Search the records that follow and extract every line containing the string "Mittelneolithikum".

::::::

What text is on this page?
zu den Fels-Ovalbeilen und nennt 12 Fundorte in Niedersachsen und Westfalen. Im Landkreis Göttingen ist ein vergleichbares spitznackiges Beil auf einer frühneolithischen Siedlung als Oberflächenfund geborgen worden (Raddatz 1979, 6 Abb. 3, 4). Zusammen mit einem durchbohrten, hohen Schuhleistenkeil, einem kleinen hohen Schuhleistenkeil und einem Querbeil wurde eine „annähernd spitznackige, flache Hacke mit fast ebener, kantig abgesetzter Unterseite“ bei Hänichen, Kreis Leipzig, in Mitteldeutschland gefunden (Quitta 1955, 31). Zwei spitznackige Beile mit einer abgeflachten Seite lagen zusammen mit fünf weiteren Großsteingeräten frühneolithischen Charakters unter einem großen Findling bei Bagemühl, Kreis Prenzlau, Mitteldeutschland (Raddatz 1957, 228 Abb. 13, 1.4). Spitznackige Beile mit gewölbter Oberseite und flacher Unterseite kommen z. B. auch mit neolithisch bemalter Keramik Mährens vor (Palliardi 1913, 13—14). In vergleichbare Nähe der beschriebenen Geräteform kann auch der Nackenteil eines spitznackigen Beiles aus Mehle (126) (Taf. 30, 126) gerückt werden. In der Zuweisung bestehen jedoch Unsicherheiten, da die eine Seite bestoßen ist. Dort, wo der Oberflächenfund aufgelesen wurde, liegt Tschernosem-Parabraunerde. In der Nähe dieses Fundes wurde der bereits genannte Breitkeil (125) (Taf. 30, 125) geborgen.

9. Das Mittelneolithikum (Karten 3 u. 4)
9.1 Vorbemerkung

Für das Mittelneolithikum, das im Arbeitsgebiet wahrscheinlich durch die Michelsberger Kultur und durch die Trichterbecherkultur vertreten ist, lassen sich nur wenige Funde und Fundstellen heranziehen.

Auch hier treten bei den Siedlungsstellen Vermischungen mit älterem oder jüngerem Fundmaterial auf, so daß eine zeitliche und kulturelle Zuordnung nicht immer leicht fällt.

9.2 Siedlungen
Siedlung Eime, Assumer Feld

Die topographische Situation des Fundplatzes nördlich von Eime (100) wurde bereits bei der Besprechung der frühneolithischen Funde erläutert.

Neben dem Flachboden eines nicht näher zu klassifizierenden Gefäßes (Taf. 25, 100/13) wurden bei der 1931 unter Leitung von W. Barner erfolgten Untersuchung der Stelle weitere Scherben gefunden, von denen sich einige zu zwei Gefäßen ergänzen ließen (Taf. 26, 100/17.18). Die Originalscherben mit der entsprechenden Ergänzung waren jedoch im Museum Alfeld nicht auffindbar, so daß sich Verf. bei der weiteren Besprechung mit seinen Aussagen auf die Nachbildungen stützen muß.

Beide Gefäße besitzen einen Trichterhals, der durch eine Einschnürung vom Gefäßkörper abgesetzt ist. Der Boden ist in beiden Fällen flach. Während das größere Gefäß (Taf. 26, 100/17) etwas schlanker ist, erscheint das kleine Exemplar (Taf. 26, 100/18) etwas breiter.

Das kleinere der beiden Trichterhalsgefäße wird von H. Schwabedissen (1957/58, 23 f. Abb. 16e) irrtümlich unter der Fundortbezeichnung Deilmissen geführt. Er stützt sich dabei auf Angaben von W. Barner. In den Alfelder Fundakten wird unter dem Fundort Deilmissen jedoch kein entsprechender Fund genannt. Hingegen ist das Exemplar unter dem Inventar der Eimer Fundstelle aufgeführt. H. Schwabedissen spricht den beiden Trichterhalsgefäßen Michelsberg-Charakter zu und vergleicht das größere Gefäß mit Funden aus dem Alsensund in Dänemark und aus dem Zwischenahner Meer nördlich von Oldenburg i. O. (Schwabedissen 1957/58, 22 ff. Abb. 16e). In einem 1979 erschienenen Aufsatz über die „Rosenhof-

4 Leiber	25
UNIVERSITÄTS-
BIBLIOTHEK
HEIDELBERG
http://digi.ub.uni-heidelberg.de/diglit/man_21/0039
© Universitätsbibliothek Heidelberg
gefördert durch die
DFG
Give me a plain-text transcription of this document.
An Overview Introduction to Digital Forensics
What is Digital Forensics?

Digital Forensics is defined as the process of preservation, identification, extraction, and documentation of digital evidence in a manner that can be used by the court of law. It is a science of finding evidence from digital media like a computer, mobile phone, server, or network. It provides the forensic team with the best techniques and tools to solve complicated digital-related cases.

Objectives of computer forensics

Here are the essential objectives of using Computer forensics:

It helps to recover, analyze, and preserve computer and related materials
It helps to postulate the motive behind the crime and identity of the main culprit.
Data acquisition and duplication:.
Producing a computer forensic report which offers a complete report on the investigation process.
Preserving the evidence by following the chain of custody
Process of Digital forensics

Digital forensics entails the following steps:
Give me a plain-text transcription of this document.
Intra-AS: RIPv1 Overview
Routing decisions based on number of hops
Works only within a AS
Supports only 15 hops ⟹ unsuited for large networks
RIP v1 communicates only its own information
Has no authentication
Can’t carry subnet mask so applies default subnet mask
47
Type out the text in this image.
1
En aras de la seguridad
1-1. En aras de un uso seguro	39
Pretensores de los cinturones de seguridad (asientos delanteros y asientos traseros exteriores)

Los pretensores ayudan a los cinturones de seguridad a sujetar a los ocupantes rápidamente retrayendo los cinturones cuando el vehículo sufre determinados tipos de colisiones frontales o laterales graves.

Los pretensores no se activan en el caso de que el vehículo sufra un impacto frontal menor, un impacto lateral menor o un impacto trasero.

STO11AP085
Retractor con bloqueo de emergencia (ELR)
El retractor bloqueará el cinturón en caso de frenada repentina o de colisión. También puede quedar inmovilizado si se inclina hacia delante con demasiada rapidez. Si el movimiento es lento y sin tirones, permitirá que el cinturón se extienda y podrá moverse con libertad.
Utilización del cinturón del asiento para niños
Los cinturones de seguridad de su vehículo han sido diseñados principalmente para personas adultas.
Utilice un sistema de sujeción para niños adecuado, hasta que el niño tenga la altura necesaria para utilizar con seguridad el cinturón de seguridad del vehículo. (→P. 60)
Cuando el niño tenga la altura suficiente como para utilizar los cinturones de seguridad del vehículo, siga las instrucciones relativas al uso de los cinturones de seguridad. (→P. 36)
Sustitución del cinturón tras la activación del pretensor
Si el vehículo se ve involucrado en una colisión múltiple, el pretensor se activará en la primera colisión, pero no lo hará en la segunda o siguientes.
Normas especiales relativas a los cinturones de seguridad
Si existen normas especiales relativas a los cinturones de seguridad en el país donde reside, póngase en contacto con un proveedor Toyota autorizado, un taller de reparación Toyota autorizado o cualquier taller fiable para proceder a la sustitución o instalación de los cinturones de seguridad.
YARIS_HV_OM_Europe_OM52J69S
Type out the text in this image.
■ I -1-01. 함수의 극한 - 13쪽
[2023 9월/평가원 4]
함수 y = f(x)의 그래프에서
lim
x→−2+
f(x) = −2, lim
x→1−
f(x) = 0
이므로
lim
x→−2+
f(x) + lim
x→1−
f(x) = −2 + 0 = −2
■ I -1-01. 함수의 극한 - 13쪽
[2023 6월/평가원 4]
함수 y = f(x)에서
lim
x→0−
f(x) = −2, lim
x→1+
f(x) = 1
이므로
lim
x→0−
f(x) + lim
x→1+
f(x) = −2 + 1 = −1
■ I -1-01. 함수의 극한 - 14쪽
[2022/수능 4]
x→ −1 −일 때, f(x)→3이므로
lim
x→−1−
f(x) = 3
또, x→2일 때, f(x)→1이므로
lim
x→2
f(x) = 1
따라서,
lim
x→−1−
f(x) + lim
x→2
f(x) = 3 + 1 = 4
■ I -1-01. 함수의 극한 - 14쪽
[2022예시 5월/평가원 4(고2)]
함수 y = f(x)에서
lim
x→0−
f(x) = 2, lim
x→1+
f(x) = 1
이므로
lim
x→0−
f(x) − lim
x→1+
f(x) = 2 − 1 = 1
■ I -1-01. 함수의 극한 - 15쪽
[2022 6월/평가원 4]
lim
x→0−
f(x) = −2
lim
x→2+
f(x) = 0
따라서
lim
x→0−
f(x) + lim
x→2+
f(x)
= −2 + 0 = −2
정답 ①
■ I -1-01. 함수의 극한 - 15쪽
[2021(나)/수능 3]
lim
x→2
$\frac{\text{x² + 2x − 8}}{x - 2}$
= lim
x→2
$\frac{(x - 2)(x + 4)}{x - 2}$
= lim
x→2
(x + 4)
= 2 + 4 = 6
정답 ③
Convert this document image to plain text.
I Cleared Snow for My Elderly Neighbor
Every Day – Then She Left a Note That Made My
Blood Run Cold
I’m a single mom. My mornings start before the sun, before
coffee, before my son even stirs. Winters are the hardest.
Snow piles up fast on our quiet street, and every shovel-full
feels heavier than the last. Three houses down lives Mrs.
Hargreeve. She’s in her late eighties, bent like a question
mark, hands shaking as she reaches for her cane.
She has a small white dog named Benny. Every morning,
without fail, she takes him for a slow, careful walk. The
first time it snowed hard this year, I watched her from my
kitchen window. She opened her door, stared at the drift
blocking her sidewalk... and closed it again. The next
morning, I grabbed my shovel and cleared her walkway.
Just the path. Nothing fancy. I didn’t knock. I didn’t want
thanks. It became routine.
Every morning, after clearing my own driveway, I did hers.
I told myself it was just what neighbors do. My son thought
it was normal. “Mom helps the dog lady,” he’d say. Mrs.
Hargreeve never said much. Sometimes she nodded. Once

::::::

Answer to this problem »
9. Das Mittelneolithikum (Karten 3 u. 4)
Für das Mittelneolithikum, das im Arbeitsgebiet wahrscheinlich durch die Michelsberger Kultur und durch die Trichterbecherkultur vertreten ist, lassen sich nur wenige Funde und Fundstellen heranziehen.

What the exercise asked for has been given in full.